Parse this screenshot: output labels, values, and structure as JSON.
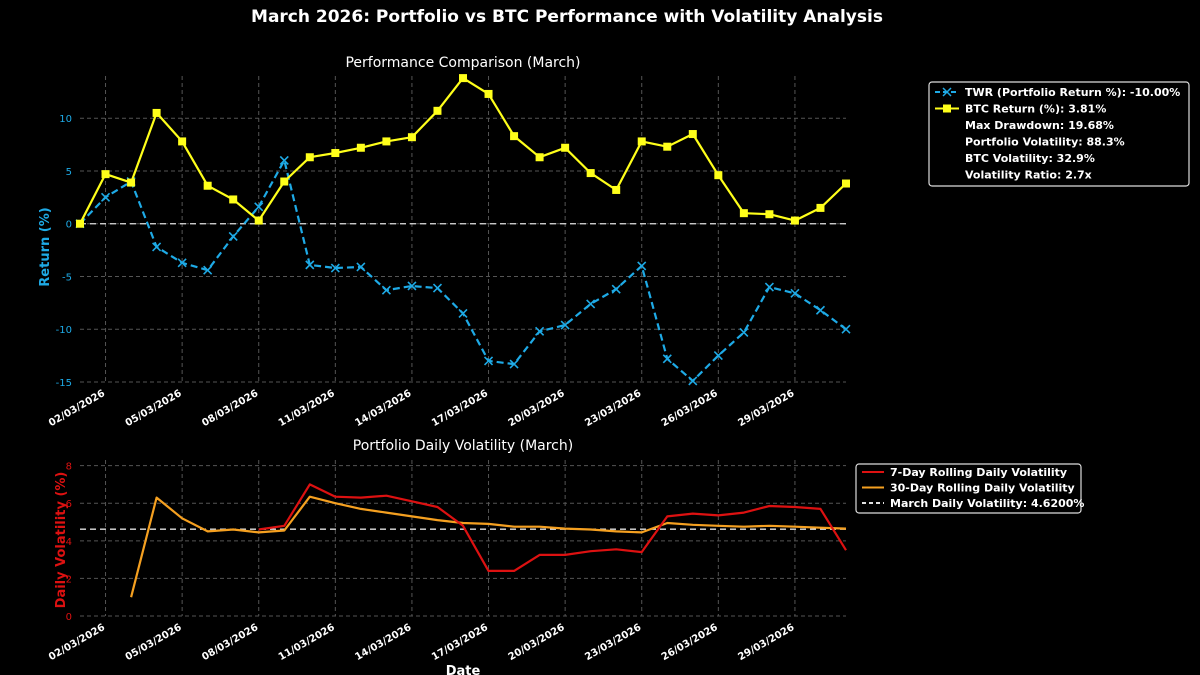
{
  "figure": {
    "title": "March 2026: Portfolio vs BTC Performance with Volatility Analysis"
  },
  "colors": {
    "background": "#000000",
    "portfolio": "#1EAAE6",
    "btc": "#FFFF1A",
    "vol7": "#DD1111",
    "vol30": "#F5A020",
    "reference": "#E0E0E0",
    "grid": "#555555",
    "returnAxis": "#1EAAE6",
    "volAxis": "#DD1111"
  },
  "chart_data": [
    {
      "type": "line",
      "title": "Performance Comparison (March)",
      "xlabel": "",
      "ylabel": "Return (%)",
      "x_domain": [
        1,
        31
      ],
      "ylim": [
        -15,
        14
      ],
      "yticks": [
        -15,
        -10,
        -5,
        0,
        5,
        10
      ],
      "xticks": [
        {
          "day": 2,
          "label": "02/03/2026"
        },
        {
          "day": 5,
          "label": "05/03/2026"
        },
        {
          "day": 8,
          "label": "08/03/2026"
        },
        {
          "day": 11,
          "label": "11/03/2026"
        },
        {
          "day": 14,
          "label": "14/03/2026"
        },
        {
          "day": 17,
          "label": "17/03/2026"
        },
        {
          "day": 20,
          "label": "20/03/2026"
        },
        {
          "day": 23,
          "label": "23/03/2026"
        },
        {
          "day": 26,
          "label": "26/03/2026"
        },
        {
          "day": 29,
          "label": "29/03/2026"
        }
      ],
      "grid": true,
      "legend_position": "outside-right-top",
      "reference_line": {
        "y": 0,
        "style": "dashed"
      },
      "x": [
        1,
        2,
        3,
        4,
        5,
        6,
        7,
        8,
        9,
        10,
        11,
        12,
        13,
        14,
        15,
        16,
        17,
        18,
        19,
        20,
        21,
        22,
        23,
        24,
        25,
        26,
        27,
        28,
        29,
        30,
        31
      ],
      "series": [
        {
          "name": "TWR (Portfolio Return %)",
          "style": "dashed",
          "marker": "x",
          "values": [
            0,
            2.5,
            4.0,
            -2.2,
            -3.7,
            -4.4,
            -1.2,
            1.6,
            6.0,
            -3.9,
            -4.2,
            -4.1,
            -6.3,
            -5.9,
            -6.1,
            -8.5,
            -13.0,
            -13.3,
            -10.2,
            -9.6,
            -7.6,
            -6.2,
            -4.0,
            -12.8,
            -14.9,
            -12.5,
            -10.3,
            -6.0,
            -6.6,
            -8.2,
            -10.0
          ]
        },
        {
          "name": "BTC Return (%)",
          "style": "solid",
          "marker": "square",
          "values": [
            0,
            4.7,
            3.9,
            10.5,
            7.8,
            3.6,
            2.3,
            0.3,
            4.0,
            6.3,
            6.7,
            7.2,
            7.8,
            8.2,
            10.7,
            13.8,
            12.3,
            8.3,
            6.3,
            7.2,
            4.8,
            3.2,
            7.8,
            7.3,
            8.5,
            4.6,
            1.0,
            0.9,
            0.3,
            1.5,
            3.81
          ]
        }
      ],
      "legend": [
        {
          "text": "TWR (Portfolio Return %): -10.00%",
          "key": "portfolio"
        },
        {
          "text": "BTC Return (%): 3.81%",
          "key": "btc"
        },
        {
          "text": "Max Drawdown: 19.68%",
          "key": "none"
        },
        {
          "text": "Portfolio Volatility: 88.3%",
          "key": "none"
        },
        {
          "text": "BTC Volatility: 32.9%",
          "key": "none"
        },
        {
          "text": "Volatility Ratio: 2.7x",
          "key": "none"
        }
      ]
    },
    {
      "type": "line",
      "title": "Portfolio Daily Volatility (March)",
      "xlabel": "Date",
      "ylabel": "Daily Volatility (%)",
      "x_domain": [
        1,
        31
      ],
      "ylim": [
        0,
        8.3
      ],
      "yticks": [
        0,
        2,
        4,
        6,
        8
      ],
      "xticks": [
        {
          "day": 2,
          "label": "02/03/2026"
        },
        {
          "day": 5,
          "label": "05/03/2026"
        },
        {
          "day": 8,
          "label": "08/03/2026"
        },
        {
          "day": 11,
          "label": "11/03/2026"
        },
        {
          "day": 14,
          "label": "14/03/2026"
        },
        {
          "day": 17,
          "label": "17/03/2026"
        },
        {
          "day": 20,
          "label": "20/03/2026"
        },
        {
          "day": 23,
          "label": "23/03/2026"
        },
        {
          "day": 26,
          "label": "26/03/2026"
        },
        {
          "day": 29,
          "label": "29/03/2026"
        }
      ],
      "grid": true,
      "legend_position": "outside-right-top",
      "reference_line": {
        "y": 4.62,
        "style": "dashed"
      },
      "series": [
        {
          "name": "7-Day Rolling Daily Volatility",
          "style": "solid",
          "x": [
            8,
            9,
            10,
            11,
            12,
            13,
            14,
            15,
            16,
            17,
            18,
            19,
            20,
            21,
            22,
            23,
            24,
            25,
            26,
            27,
            28,
            29,
            30,
            31
          ],
          "values": [
            4.6,
            4.8,
            7.0,
            6.35,
            6.3,
            6.4,
            6.1,
            5.8,
            4.8,
            2.4,
            2.4,
            3.25,
            3.25,
            3.45,
            3.55,
            3.4,
            5.3,
            5.45,
            5.35,
            5.5,
            5.85,
            5.8,
            5.7,
            3.5
          ]
        },
        {
          "name": "30-Day Rolling Daily Volatility",
          "style": "solid",
          "x": [
            3,
            4,
            5,
            6,
            7,
            8,
            9,
            10,
            11,
            12,
            13,
            14,
            15,
            16,
            17,
            18,
            19,
            20,
            21,
            22,
            23,
            24,
            25,
            26,
            27,
            28,
            29,
            30,
            31
          ],
          "values": [
            1.0,
            6.3,
            5.2,
            4.5,
            4.6,
            4.45,
            4.55,
            6.35,
            6.0,
            5.7,
            5.5,
            5.3,
            5.1,
            4.95,
            4.9,
            4.75,
            4.75,
            4.65,
            4.6,
            4.5,
            4.45,
            4.95,
            4.85,
            4.8,
            4.75,
            4.8,
            4.75,
            4.7,
            4.65
          ]
        }
      ],
      "legend": [
        {
          "text": "7-Day Rolling Daily Volatility",
          "key": "vol7"
        },
        {
          "text": "30-Day Rolling Daily Volatility",
          "key": "vol30"
        },
        {
          "text": "March Daily Volatility: 4.6200%",
          "key": "reference"
        }
      ]
    }
  ]
}
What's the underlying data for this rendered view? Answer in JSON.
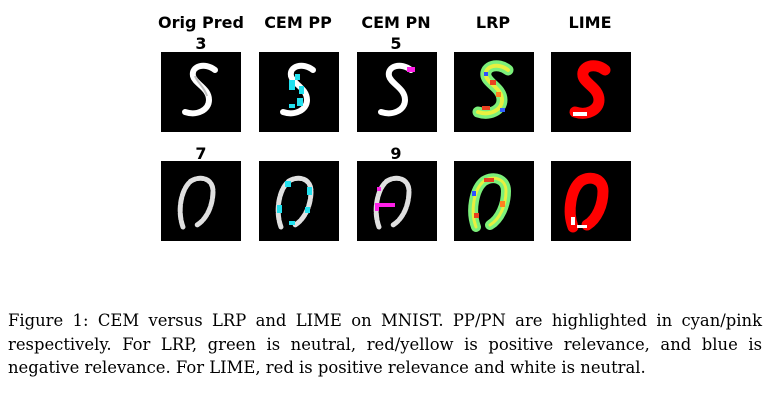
{
  "figure": {
    "columns": [
      "Orig Pred",
      "CEM PP",
      "CEM PN",
      "LRP",
      "LIME"
    ],
    "rows": [
      {
        "orig_pred": "3",
        "pn_pred": "5"
      },
      {
        "orig_pred": "7",
        "pn_pred": "9"
      }
    ],
    "legend_colors": {
      "pertinent_positive": "#22e0ee",
      "pertinent_negative": "#ff20e8",
      "lime_positive": "#ff0000",
      "lrp_neutral": "#7cf07a"
    }
  },
  "caption": "Figure 1: CEM versus LRP and LIME on MNIST. PP/PN are highlighted in cyan/pink respectively. For LRP, green is neutral, red/yellow is positive relevance, and blue is negative relevance. For LIME, red is positive relevance and white is neutral."
}
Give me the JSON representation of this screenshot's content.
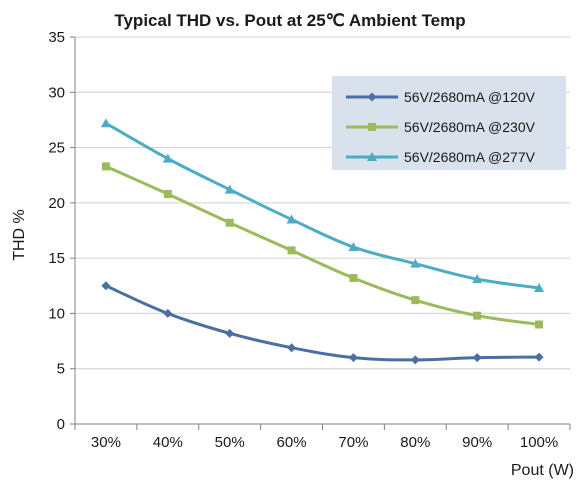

++++++++

SHORT EXERCISE: Copy the entries exactly. Leave out the images.

TASK OUTPUT:
Parse this screenshot: output labels, values, and structure as JSON.
{
  "figure": {
    "title": "March 2026: Portfolio vs BTC Performance with Volatility Analysis"
  },
  "colors": {
    "background": "#000000",
    "portfolio": "#1EAAE6",
    "btc": "#FFFF1A",
    "vol7": "#DD1111",
    "vol30": "#F5A020",
    "reference": "#E0E0E0",
    "grid": "#555555",
    "returnAxis": "#1EAAE6",
    "volAxis": "#DD1111"
  },
  "chart_data": [
    {
      "type": "line",
      "title": "Performance Comparison (March)",
      "xlabel": "",
      "ylabel": "Return (%)",
      "x_domain": [
        1,
        31
      ],
      "ylim": [
        -15,
        14
      ],
      "yticks": [
        -15,
        -10,
        -5,
        0,
        5,
        10
      ],
      "xticks": [
        {
          "day": 2,
          "label": "02/03/2026"
        },
        {
          "day": 5,
          "label": "05/03/2026"
        },
        {
          "day": 8,
          "label": "08/03/2026"
        },
        {
          "day": 11,
          "label": "11/03/2026"
        },
        {
          "day": 14,
          "label": "14/03/2026"
        },
        {
          "day": 17,
          "label": "17/03/2026"
        },
        {
          "day": 20,
          "label": "20/03/2026"
        },
        {
          "day": 23,
          "label": "23/03/2026"
        },
        {
          "day": 26,
          "label": "26/03/2026"
        },
        {
          "day": 29,
          "label": "29/03/2026"
        }
      ],
      "grid": true,
      "legend_position": "outside-right-top",
      "reference_line": {
        "y": 0,
        "style": "dashed"
      },
      "x": [
        1,
        2,
        3,
        4,
        5,
        6,
        7,
        8,
        9,
        10,
        11,
        12,
        13,
        14,
        15,
        16,
        17,
        18,
        19,
        20,
        21,
        22,
        23,
        24,
        25,
        26,
        27,
        28,
        29,
        30,
        31
      ],
      "series": [
        {
          "name": "TWR (Portfolio Return %)",
          "style": "dashed",
          "marker": "x",
          "values": [
            0,
            2.5,
            4.0,
            -2.2,
            -3.7,
            -4.4,
            -1.2,
            1.6,
            6.0,
            -3.9,
            -4.2,
            -4.1,
            -6.3,
            -5.9,
            -6.1,
            -8.5,
            -13.0,
            -13.3,
            -10.2,
            -9.6,
            -7.6,
            -6.2,
            -4.0,
            -12.8,
            -14.9,
            -12.5,
            -10.3,
            -6.0,
            -6.6,
            -8.2,
            -10.0
          ]
        },
        {
          "name": "BTC Return (%)",
          "style": "solid",
          "marker": "square",
          "values": [
            0,
            4.7,
            3.9,
            10.5,
            7.8,
            3.6,
            2.3,
            0.3,
            4.0,
            6.3,
            6.7,
            7.2,
            7.8,
            8.2,
            10.7,
            13.8,
            12.3,
            8.3,
            6.3,
            7.2,
            4.8,
            3.2,
            7.8,
            7.3,
            8.5,
            4.6,
            1.0,
            0.9,
            0.3,
            1.5,
            3.81
          ]
        }
      ],
      "legend": [
        {
          "text": "TWR (Portfolio Return %): -10.00%",
          "key": "portfolio"
        },
        {
          "text": "BTC Return (%): 3.81%",
          "key": "btc"
        },
        {
          "text": "Max Drawdown: 19.68%",
          "key": "none"
        },
        {
          "text": "Portfolio Volatility: 88.3%",
          "key": "none"
        },
        {
          "text": "BTC Volatility: 32.9%",
          "key": "none"
        },
        {
          "text": "Volatility Ratio: 2.7x",
          "key": "none"
        }
      ]
    },
    {
      "type": "line",
      "title": "Portfolio Daily Volatility (March)",
      "xlabel": "Date",
      "ylabel": "Daily Volatility (%)",
      "x_domain": [
        1,
        31
      ],
      "ylim": [
        0,
        8.3
      ],
      "yticks": [
        0,
        2,
        4,
        6,
        8
      ],
      "xticks": [
        {
          "day": 2,
          "label": "02/03/2026"
        },
        {
          "day": 5,
          "label": "05/03/2026"
        },
        {
          "day": 8,
          "label": "08/03/2026"
        },
        {
          "day": 11,
          "label": "11/03/2026"
        },
        {
          "day": 14,
          "label": "14/03/2026"
        },
        {
          "day": 17,
          "label": "17/03/2026"
        },
        {
          "day": 20,
          "label": "20/03/2026"
        },
        {
          "day": 23,
          "label": "23/03/2026"
        },
        {
          "day": 26,
          "label": "26/03/2026"
        },
        {
          "day": 29,
          "label": "29/03/2026"
        }
      ],
      "grid": true,
      "legend_position": "outside-right-top",
      "reference_line": {
        "y": 4.62,
        "style": "dashed"
      },
      "series": [
        {
          "name": "7-Day Rolling Daily Volatility",
          "style": "solid",
          "x": [
            8,
            9,
            10,
            11,
            12,
            13,
            14,
            15,
            16,
            17,
            18,
            19,
            20,
            21,
            22,
            23,
            24,
            25,
            26,
            27,
            28,
            29,
            30,
            31
          ],
          "values": [
            4.6,
            4.8,
            7.0,
            6.35,
            6.3,
            6.4,
            6.1,
            5.8,
            4.8,
            2.4,
            2.4,
            3.25,
            3.25,
            3.45,
            3.55,
            3.4,
            5.3,
            5.45,
            5.35,
            5.5,
            5.85,
            5.8,
            5.7,
            3.5
          ]
        },
        {
          "name": "30-Day Rolling Daily Volatility",
          "style": "solid",
          "x": [
            3,
            4,
            5,
            6,
            7,
            8,
            9,
            10,
            11,
            12,
            13,
            14,
            15,
            16,
            17,
            18,
            19,
            20,
            21,
            22,
            23,
            24,
            25,
            26,
            27,
            28,
            29,
            30,
            31
          ],
          "values": [
            1.0,
            6.3,
            5.2,
            4.5,
            4.6,
            4.45,
            4.55,
            6.35,
            6.0,
            5.7,
            5.5,
            5.3,
            5.1,
            4.95,
            4.9,
            4.75,
            4.75,
            4.65,
            4.6,
            4.5,
            4.45,
            4.95,
            4.85,
            4.8,
            4.75,
            4.8,
            4.75,
            4.7,
            4.65
          ]
        }
      ],
      "legend": [
        {
          "text": "7-Day Rolling Daily Volatility",
          "key": "vol7"
        },
        {
          "text": "30-Day Rolling Daily Volatility",
          "key": "vol30"
        },
        {
          "text": "March Daily Volatility: 4.6200%",
          "key": "reference"
        }
      ]
    }
  ]
}
What's the underlying data for this rendered view? Answer in JSON.
{
  "figure": {
    "columns": [
      "Orig Pred",
      "CEM PP",
      "CEM PN",
      "LRP",
      "LIME"
    ],
    "rows": [
      {
        "orig_pred": "3",
        "pn_pred": "5"
      },
      {
        "orig_pred": "7",
        "pn_pred": "9"
      }
    ],
    "legend_colors": {
      "pertinent_positive": "#22e0ee",
      "pertinent_negative": "#ff20e8",
      "lime_positive": "#ff0000",
      "lrp_neutral": "#7cf07a"
    }
  },
  "caption": "Figure 1: CEM versus LRP and LIME on MNIST. PP/PN are highlighted in cyan/pink respectively. For LRP, green is neutral, red/yellow is positive relevance, and blue is negative relevance. For LIME, red is positive relevance and white is neutral."
}
Give me the JSON representation of this screenshot's content.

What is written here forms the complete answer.